━━ Material shown

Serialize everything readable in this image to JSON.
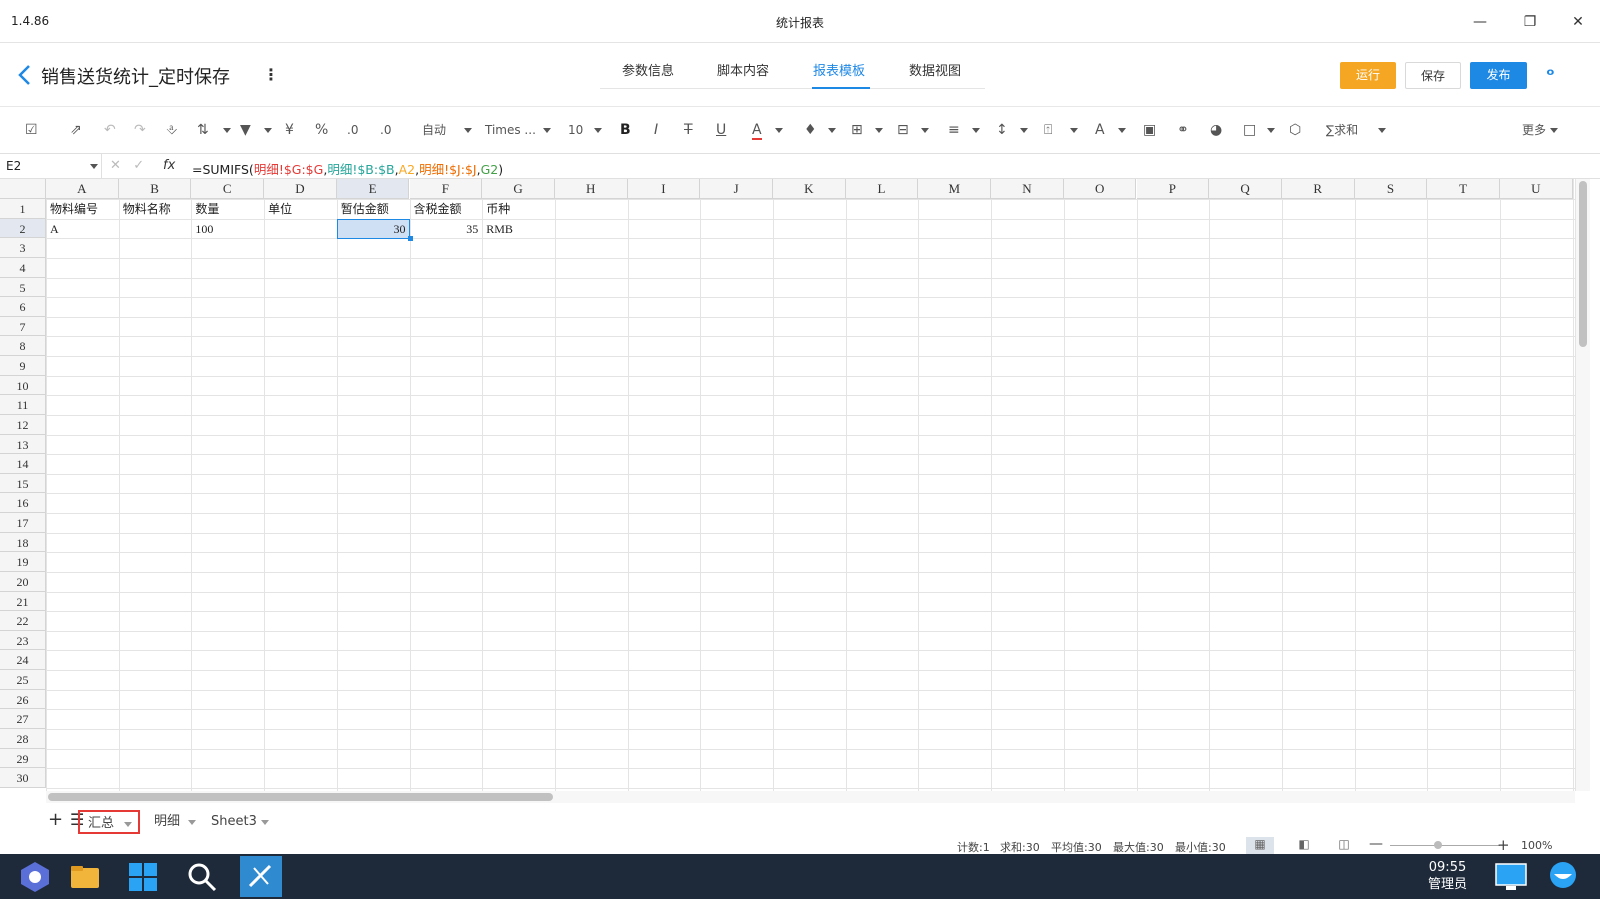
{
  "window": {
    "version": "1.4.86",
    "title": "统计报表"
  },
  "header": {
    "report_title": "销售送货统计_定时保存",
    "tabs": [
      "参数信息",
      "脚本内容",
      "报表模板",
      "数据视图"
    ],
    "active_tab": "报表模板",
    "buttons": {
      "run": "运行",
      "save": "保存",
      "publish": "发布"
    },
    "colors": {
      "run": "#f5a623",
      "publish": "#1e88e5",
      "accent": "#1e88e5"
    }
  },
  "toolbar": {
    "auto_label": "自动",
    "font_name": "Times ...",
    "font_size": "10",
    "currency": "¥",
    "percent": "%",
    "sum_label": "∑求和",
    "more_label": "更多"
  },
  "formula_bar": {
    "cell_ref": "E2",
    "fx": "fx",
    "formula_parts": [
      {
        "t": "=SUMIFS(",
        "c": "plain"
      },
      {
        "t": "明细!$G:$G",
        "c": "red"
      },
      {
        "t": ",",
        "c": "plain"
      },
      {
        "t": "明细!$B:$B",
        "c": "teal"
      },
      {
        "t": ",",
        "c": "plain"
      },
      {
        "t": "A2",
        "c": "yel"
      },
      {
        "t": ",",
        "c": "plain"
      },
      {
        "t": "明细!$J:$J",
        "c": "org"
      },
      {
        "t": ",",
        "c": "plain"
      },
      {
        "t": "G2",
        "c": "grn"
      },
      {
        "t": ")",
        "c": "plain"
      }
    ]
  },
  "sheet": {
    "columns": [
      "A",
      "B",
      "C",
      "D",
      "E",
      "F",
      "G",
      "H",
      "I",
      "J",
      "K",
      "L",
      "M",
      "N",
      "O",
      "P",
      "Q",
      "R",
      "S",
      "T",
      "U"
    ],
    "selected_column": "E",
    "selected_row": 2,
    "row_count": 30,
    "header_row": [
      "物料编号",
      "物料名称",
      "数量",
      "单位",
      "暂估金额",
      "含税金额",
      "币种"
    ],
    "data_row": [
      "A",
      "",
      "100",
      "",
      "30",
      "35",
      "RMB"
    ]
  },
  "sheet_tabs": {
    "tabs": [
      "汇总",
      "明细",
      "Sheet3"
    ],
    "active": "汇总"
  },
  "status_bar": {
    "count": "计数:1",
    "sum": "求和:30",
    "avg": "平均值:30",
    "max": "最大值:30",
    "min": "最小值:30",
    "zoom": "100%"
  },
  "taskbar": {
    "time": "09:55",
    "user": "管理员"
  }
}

━━━━

Reproduce every line of the material precisely, omitting its pictures.

Serialize everything readable in this image to JSON.
{
  "window": {
    "version": "1.4.86",
    "title": "统计报表"
  },
  "header": {
    "report_title": "销售送货统计_定时保存",
    "tabs": [
      "参数信息",
      "脚本内容",
      "报表模板",
      "数据视图"
    ],
    "active_tab": "报表模板",
    "buttons": {
      "run": "运行",
      "save": "保存",
      "publish": "发布"
    },
    "colors": {
      "run": "#f5a623",
      "publish": "#1e88e5",
      "accent": "#1e88e5"
    }
  },
  "toolbar": {
    "auto_label": "自动",
    "font_name": "Times ...",
    "font_size": "10",
    "currency": "¥",
    "percent": "%",
    "sum_label": "∑求和",
    "more_label": "更多"
  },
  "formula_bar": {
    "cell_ref": "E2",
    "fx": "fx",
    "formula_parts": [
      {
        "t": "=SUMIFS(",
        "c": "plain"
      },
      {
        "t": "明细!$G:$G",
        "c": "red"
      },
      {
        "t": ",",
        "c": "plain"
      },
      {
        "t": "明细!$B:$B",
        "c": "teal"
      },
      {
        "t": ",",
        "c": "plain"
      },
      {
        "t": "A2",
        "c": "yel"
      },
      {
        "t": ",",
        "c": "plain"
      },
      {
        "t": "明细!$J:$J",
        "c": "org"
      },
      {
        "t": ",",
        "c": "plain"
      },
      {
        "t": "G2",
        "c": "grn"
      },
      {
        "t": ")",
        "c": "plain"
      }
    ]
  },
  "sheet": {
    "columns": [
      "A",
      "B",
      "C",
      "D",
      "E",
      "F",
      "G",
      "H",
      "I",
      "J",
      "K",
      "L",
      "M",
      "N",
      "O",
      "P",
      "Q",
      "R",
      "S",
      "T",
      "U"
    ],
    "selected_column": "E",
    "selected_row": 2,
    "row_count": 30,
    "header_row": [
      "物料编号",
      "物料名称",
      "数量",
      "单位",
      "暂估金额",
      "含税金额",
      "币种"
    ],
    "data_row": [
      "A",
      "",
      "100",
      "",
      "30",
      "35",
      "RMB"
    ]
  },
  "sheet_tabs": {
    "tabs": [
      "汇总",
      "明细",
      "Sheet3"
    ],
    "active": "汇总"
  },
  "status_bar": {
    "count": "计数:1",
    "sum": "求和:30",
    "avg": "平均值:30",
    "max": "最大值:30",
    "min": "最小值:30",
    "zoom": "100%"
  },
  "taskbar": {
    "time": "09:55",
    "user": "管理员"
  }
}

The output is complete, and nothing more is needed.